*THE EXERCISE*. Write each line out exactly, leaving none out.

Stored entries
==*==

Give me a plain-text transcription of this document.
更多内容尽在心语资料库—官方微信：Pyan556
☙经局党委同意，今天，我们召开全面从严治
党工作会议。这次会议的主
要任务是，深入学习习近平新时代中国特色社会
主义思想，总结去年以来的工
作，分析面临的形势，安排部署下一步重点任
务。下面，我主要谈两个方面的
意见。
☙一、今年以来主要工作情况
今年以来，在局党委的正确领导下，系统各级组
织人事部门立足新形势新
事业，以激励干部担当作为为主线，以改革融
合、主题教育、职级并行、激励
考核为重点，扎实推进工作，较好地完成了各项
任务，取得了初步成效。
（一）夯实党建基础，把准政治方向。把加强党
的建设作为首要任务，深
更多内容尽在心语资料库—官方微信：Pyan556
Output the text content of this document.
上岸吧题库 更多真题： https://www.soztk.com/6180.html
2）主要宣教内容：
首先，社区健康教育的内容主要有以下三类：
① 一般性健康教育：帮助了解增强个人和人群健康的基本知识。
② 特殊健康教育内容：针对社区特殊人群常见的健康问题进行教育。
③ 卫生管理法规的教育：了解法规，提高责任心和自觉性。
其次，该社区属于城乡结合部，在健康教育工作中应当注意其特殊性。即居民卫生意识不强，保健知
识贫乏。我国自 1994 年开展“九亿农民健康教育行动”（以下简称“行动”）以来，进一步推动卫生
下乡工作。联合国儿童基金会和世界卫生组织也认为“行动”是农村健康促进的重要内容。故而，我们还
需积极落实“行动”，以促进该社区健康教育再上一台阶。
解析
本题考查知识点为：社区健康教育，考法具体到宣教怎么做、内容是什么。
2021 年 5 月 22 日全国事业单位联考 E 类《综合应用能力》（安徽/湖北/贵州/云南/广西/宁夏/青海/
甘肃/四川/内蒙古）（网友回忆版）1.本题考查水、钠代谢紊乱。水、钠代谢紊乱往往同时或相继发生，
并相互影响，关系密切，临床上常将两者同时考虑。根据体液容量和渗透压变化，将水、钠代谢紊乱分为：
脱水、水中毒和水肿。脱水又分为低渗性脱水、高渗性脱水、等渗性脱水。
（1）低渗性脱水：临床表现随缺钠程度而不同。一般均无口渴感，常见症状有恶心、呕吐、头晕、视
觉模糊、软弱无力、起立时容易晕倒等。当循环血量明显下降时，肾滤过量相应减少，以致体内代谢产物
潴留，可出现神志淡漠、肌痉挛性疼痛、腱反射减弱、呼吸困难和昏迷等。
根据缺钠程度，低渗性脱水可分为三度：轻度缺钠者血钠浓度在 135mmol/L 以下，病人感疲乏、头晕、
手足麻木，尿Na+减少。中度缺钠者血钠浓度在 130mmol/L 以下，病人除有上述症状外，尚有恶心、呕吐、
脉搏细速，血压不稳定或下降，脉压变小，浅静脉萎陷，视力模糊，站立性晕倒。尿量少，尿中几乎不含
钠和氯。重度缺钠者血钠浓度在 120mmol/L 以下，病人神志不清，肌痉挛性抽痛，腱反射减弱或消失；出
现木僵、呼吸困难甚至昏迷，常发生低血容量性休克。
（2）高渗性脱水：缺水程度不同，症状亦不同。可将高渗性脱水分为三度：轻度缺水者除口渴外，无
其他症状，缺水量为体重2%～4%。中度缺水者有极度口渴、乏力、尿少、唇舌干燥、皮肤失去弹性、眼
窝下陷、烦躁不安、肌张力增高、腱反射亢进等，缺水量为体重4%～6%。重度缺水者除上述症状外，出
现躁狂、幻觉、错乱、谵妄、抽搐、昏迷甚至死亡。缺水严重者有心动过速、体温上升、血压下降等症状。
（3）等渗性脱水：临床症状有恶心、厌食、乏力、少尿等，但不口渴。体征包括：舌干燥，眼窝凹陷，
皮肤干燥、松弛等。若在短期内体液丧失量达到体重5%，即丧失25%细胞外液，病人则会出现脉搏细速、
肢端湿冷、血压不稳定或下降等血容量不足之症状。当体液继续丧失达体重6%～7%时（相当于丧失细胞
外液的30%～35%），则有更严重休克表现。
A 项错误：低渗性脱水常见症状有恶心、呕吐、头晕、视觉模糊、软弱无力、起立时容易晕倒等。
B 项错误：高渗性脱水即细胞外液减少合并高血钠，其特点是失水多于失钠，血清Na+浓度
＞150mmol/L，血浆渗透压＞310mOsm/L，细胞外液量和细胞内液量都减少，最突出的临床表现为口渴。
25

==*==

*CORRECT RESPONSE*.
Give me a plain-text transcription of this document.
更多内容尽在心语资料库—官方微信：Pyan556
☙经局党委同意，今天，我们召开全面从严治
党工作会议。这次会议的主
要任务是，深入学习习近平新时代中国特色社会
主义思想，总结去年以来的工
作，分析面临的形势，安排部署下一步重点任
务。下面，我主要谈两个方面的
意见。
☙一、今年以来主要工作情况
今年以来，在局党委的正确领导下，系统各级组
织人事部门立足新形势新
事业，以激励干部担当作为为主线，以改革融
合、主题教育、职级并行、激励
考核为重点，扎实推进工作，较好地完成了各项
任务，取得了初步成效。
（一）夯实党建基础，把准政治方向。把加强党
的建设作为首要任务，深
更多内容尽在心语资料库—官方微信：Pyan556
Output the text content of this document.
上岸吧题库 更多真题： https://www.soztk.com/6180.html
2）主要宣教内容：
首先，社区健康教育的内容主要有以下三类：
① 一般性健康教育：帮助了解增强个人和人群健康的基本知识。
② 特殊健康教育内容：针对社区特殊人群常见的健康问题进行教育。
③ 卫生管理法规的教育：了解法规，提高责任心和自觉性。
其次，该社区属于城乡结合部，在健康教育工作中应当注意其特殊性。即居民卫生意识不强，保健知
识贫乏。我国自 1994 年开展“九亿农民健康教育行动”（以下简称“行动”）以来，进一步推动卫生
下乡工作。联合国儿童基金会和世界卫生组织也认为“行动”是农村健康促进的重要内容。故而，我们还
需积极落实“行动”，以促进该社区健康教育再上一台阶。
解析
本题考查知识点为：社区健康教育，考法具体到宣教怎么做、内容是什么。
2021 年 5 月 22 日全国事业单位联考 E 类《综合应用能力》（安徽/湖北/贵州/云南/广西/宁夏/青海/
甘肃/四川/内蒙古）（网友回忆版）1.本题考查水、钠代谢紊乱。水、钠代谢紊乱往往同时或相继发生，
并相互影响，关系密切，临床上常将两者同时考虑。根据体液容量和渗透压变化，将水、钠代谢紊乱分为：
脱水、水中毒和水肿。脱水又分为低渗性脱水、高渗性脱水、等渗性脱水。
（1）低渗性脱水：临床表现随缺钠程度而不同。一般均无口渴感，常见症状有恶心、呕吐、头晕、视
觉模糊、软弱无力、起立时容易晕倒等。当循环血量明显下降时，肾滤过量相应减少，以致体内代谢产物
潴留，可出现神志淡漠、肌痉挛性疼痛、腱反射减弱、呼吸困难和昏迷等。
根据缺钠程度，低渗性脱水可分为三度：轻度缺钠者血钠浓度在 135mmol/L 以下，病人感疲乏、头晕、
手足麻木，尿Na+减少。中度缺钠者血钠浓度在 130mmol/L 以下，病人除有上述症状外，尚有恶心、呕吐、
脉搏细速，血压不稳定或下降，脉压变小，浅静脉萎陷，视力模糊，站立性晕倒。尿量少，尿中几乎不含
钠和氯。重度缺钠者血钠浓度在 120mmol/L 以下，病人神志不清，肌痉挛性抽痛，腱反射减弱或消失；出
现木僵、呼吸困难甚至昏迷，常发生低血容量性休克。
（2）高渗性脱水：缺水程度不同，症状亦不同。可将高渗性脱水分为三度：轻度缺水者除口渴外，无
其他症状，缺水量为体重2%～4%。中度缺水者有极度口渴、乏力、尿少、唇舌干燥、皮肤失去弹性、眼
窝下陷、烦躁不安、肌张力增高、腱反射亢进等，缺水量为体重4%～6%。重度缺水者除上述症状外，出
现躁狂、幻觉、错乱、谵妄、抽搐、昏迷甚至死亡。缺水严重者有心动过速、体温上升、血压下降等症状。
（3）等渗性脱水：临床症状有恶心、厌食、乏力、少尿等，但不口渴。体征包括：舌干燥，眼窝凹陷，
皮肤干燥、松弛等。若在短期内体液丧失量达到体重5%，即丧失25%细胞外液，病人则会出现脉搏细速、
肢端湿冷、血压不稳定或下降等血容量不足之症状。当体液继续丧失达体重6%～7%时（相当于丧失细胞
外液的30%～35%），则有更严重休克表现。
A 项错误：低渗性脱水常见症状有恶心、呕吐、头晕、视觉模糊、软弱无力、起立时容易晕倒等。
B 项错误：高渗性脱水即细胞外液减少合并高血钠，其特点是失水多于失钠，血清Na+浓度
＞150mmol/L，血浆渗透压＞310mOsm/L，细胞外液量和细胞内液量都减少，最突出的临床表现为口渴。
25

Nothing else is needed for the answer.